__Stored records__.
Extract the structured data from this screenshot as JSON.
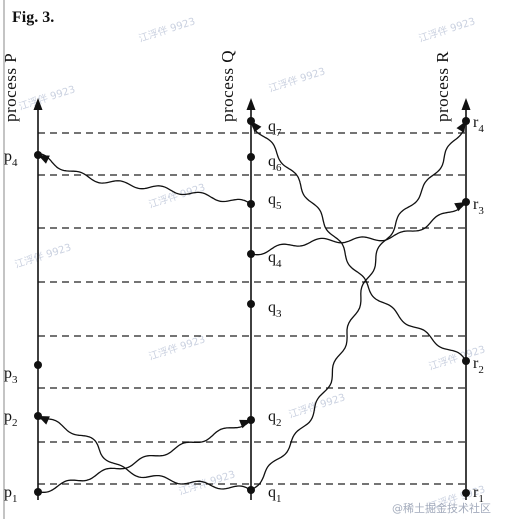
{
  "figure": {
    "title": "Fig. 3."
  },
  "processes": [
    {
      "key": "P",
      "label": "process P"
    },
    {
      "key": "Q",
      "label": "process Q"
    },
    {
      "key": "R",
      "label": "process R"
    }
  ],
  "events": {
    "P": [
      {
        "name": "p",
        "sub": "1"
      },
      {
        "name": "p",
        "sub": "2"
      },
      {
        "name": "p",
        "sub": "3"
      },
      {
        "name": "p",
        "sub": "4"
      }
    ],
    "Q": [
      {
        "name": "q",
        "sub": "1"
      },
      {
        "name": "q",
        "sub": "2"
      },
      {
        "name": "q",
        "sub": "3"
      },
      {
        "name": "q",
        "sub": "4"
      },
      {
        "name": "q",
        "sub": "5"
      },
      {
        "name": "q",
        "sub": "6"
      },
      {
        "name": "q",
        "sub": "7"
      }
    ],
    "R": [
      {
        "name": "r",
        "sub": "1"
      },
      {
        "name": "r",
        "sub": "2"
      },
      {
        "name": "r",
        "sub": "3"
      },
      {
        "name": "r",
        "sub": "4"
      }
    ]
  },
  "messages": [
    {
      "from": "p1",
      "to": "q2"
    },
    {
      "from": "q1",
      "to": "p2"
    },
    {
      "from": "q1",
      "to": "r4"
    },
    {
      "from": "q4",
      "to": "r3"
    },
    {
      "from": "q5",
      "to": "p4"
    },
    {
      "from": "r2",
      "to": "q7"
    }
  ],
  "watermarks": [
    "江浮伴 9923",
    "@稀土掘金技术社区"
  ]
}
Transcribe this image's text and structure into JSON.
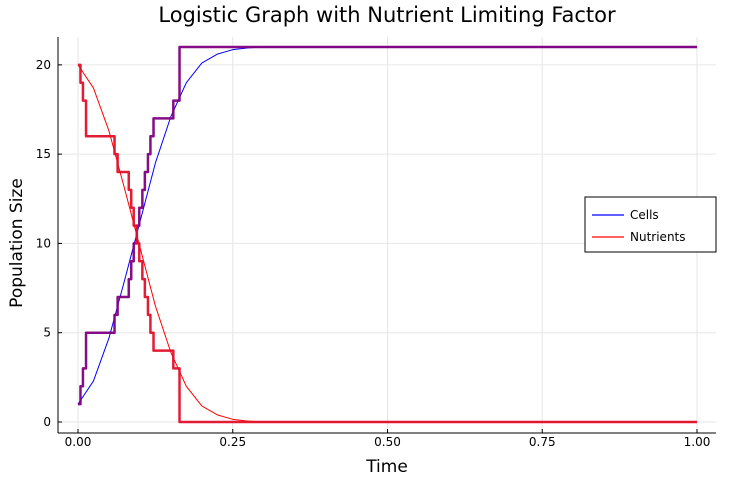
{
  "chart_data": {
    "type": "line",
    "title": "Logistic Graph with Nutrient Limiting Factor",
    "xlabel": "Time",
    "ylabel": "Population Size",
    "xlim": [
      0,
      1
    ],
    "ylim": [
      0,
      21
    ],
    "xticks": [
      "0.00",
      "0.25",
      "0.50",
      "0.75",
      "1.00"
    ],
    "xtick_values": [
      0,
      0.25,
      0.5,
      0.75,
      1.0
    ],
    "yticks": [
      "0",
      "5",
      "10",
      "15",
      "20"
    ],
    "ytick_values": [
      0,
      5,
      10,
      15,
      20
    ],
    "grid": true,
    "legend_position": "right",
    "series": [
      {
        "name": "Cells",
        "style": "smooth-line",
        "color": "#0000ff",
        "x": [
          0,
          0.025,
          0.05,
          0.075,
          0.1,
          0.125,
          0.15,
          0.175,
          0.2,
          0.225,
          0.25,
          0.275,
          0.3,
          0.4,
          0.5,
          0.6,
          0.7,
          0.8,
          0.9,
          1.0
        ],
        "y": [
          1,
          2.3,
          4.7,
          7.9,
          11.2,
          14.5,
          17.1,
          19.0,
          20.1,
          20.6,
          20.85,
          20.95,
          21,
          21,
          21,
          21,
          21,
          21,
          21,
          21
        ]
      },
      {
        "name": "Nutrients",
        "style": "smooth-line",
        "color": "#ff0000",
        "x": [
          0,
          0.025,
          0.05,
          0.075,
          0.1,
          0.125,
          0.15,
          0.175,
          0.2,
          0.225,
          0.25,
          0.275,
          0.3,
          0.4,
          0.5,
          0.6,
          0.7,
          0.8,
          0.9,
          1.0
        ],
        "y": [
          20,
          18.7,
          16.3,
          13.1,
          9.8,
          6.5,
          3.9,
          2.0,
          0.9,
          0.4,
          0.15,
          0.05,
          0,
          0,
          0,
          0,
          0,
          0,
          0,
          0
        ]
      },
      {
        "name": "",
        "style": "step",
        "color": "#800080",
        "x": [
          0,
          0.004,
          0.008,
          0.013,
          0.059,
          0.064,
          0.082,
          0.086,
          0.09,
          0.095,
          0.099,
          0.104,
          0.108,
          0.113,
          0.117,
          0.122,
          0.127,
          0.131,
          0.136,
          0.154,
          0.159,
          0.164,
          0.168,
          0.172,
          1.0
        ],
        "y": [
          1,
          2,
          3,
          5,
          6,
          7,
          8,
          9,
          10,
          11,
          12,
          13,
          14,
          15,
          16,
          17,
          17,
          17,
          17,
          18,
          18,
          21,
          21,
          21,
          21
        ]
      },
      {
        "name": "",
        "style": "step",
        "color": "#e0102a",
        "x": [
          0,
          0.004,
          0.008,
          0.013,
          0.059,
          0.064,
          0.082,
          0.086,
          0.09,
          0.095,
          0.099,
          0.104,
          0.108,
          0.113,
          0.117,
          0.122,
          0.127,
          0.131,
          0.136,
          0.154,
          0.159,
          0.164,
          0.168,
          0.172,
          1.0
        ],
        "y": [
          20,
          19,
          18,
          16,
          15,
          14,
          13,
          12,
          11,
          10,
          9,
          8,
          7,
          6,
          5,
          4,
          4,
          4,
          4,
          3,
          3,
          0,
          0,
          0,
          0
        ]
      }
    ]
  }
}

__Task to complete__. Give back each entry exactly as it appears, with no pictures.

__Exercise solution__.
Extract the structured data from this screenshot as JSON.
{
  "figure": {
    "title": "Fig. 3."
  },
  "processes": [
    {
      "key": "P",
      "label": "process P"
    },
    {
      "key": "Q",
      "label": "process Q"
    },
    {
      "key": "R",
      "label": "process R"
    }
  ],
  "events": {
    "P": [
      {
        "name": "p",
        "sub": "1"
      },
      {
        "name": "p",
        "sub": "2"
      },
      {
        "name": "p",
        "sub": "3"
      },
      {
        "name": "p",
        "sub": "4"
      }
    ],
    "Q": [
      {
        "name": "q",
        "sub": "1"
      },
      {
        "name": "q",
        "sub": "2"
      },
      {
        "name": "q",
        "sub": "3"
      },
      {
        "name": "q",
        "sub": "4"
      },
      {
        "name": "q",
        "sub": "5"
      },
      {
        "name": "q",
        "sub": "6"
      },
      {
        "name": "q",
        "sub": "7"
      }
    ],
    "R": [
      {
        "name": "r",
        "sub": "1"
      },
      {
        "name": "r",
        "sub": "2"
      },
      {
        "name": "r",
        "sub": "3"
      },
      {
        "name": "r",
        "sub": "4"
      }
    ]
  },
  "messages": [
    {
      "from": "p1",
      "to": "q2"
    },
    {
      "from": "q1",
      "to": "p2"
    },
    {
      "from": "q1",
      "to": "r4"
    },
    {
      "from": "q4",
      "to": "r3"
    },
    {
      "from": "q5",
      "to": "p4"
    },
    {
      "from": "r2",
      "to": "q7"
    }
  ],
  "watermarks": [
    "江浮伴 9923",
    "@稀土掘金技术社区"
  ]
}
Transcribe this image's text and structure into JSON.
{
  "chart_data": {
    "type": "line",
    "title": "Logistic Graph with Nutrient Limiting Factor",
    "xlabel": "Time",
    "ylabel": "Population Size",
    "xlim": [
      0,
      1
    ],
    "ylim": [
      0,
      21
    ],
    "xticks": [
      "0.00",
      "0.25",
      "0.50",
      "0.75",
      "1.00"
    ],
    "xtick_values": [
      0,
      0.25,
      0.5,
      0.75,
      1.0
    ],
    "yticks": [
      "0",
      "5",
      "10",
      "15",
      "20"
    ],
    "ytick_values": [
      0,
      5,
      10,
      15,
      20
    ],
    "grid": true,
    "legend_position": "right",
    "series": [
      {
        "name": "Cells",
        "style": "smooth-line",
        "color": "#0000ff",
        "x": [
          0,
          0.025,
          0.05,
          0.075,
          0.1,
          0.125,
          0.15,
          0.175,
          0.2,
          0.225,
          0.25,
          0.275,
          0.3,
          0.4,
          0.5,
          0.6,
          0.7,
          0.8,
          0.9,
          1.0
        ],
        "y": [
          1,
          2.3,
          4.7,
          7.9,
          11.2,
          14.5,
          17.1,
          19.0,
          20.1,
          20.6,
          20.85,
          20.95,
          21,
          21,
          21,
          21,
          21,
          21,
          21,
          21
        ]
      },
      {
        "name": "Nutrients",
        "style": "smooth-line",
        "color": "#ff0000",
        "x": [
          0,
          0.025,
          0.05,
          0.075,
          0.1,
          0.125,
          0.15,
          0.175,
          0.2,
          0.225,
          0.25,
          0.275,
          0.3,
          0.4,
          0.5,
          0.6,
          0.7,
          0.8,
          0.9,
          1.0
        ],
        "y": [
          20,
          18.7,
          16.3,
          13.1,
          9.8,
          6.5,
          3.9,
          2.0,
          0.9,
          0.4,
          0.15,
          0.05,
          0,
          0,
          0,
          0,
          0,
          0,
          0,
          0
        ]
      },
      {
        "name": "",
        "style": "step",
        "color": "#800080",
        "x": [
          0,
          0.004,
          0.008,
          0.013,
          0.059,
          0.064,
          0.082,
          0.086,
          0.09,
          0.095,
          0.099,
          0.104,
          0.108,
          0.113,
          0.117,
          0.122,
          0.127,
          0.131,
          0.136,
          0.154,
          0.159,
          0.164,
          0.168,
          0.172,
          1.0
        ],
        "y": [
          1,
          2,
          3,
          5,
          6,
          7,
          8,
          9,
          10,
          11,
          12,
          13,
          14,
          15,
          16,
          17,
          17,
          17,
          17,
          18,
          18,
          21,
          21,
          21,
          21
        ]
      },
      {
        "name": "",
        "style": "step",
        "color": "#e0102a",
        "x": [
          0,
          0.004,
          0.008,
          0.013,
          0.059,
          0.064,
          0.082,
          0.086,
          0.09,
          0.095,
          0.099,
          0.104,
          0.108,
          0.113,
          0.117,
          0.122,
          0.127,
          0.131,
          0.136,
          0.154,
          0.159,
          0.164,
          0.168,
          0.172,
          1.0
        ],
        "y": [
          20,
          19,
          18,
          16,
          15,
          14,
          13,
          12,
          11,
          10,
          9,
          8,
          7,
          6,
          5,
          4,
          4,
          4,
          4,
          3,
          3,
          0,
          0,
          0,
          0
        ]
      }
    ]
  }
}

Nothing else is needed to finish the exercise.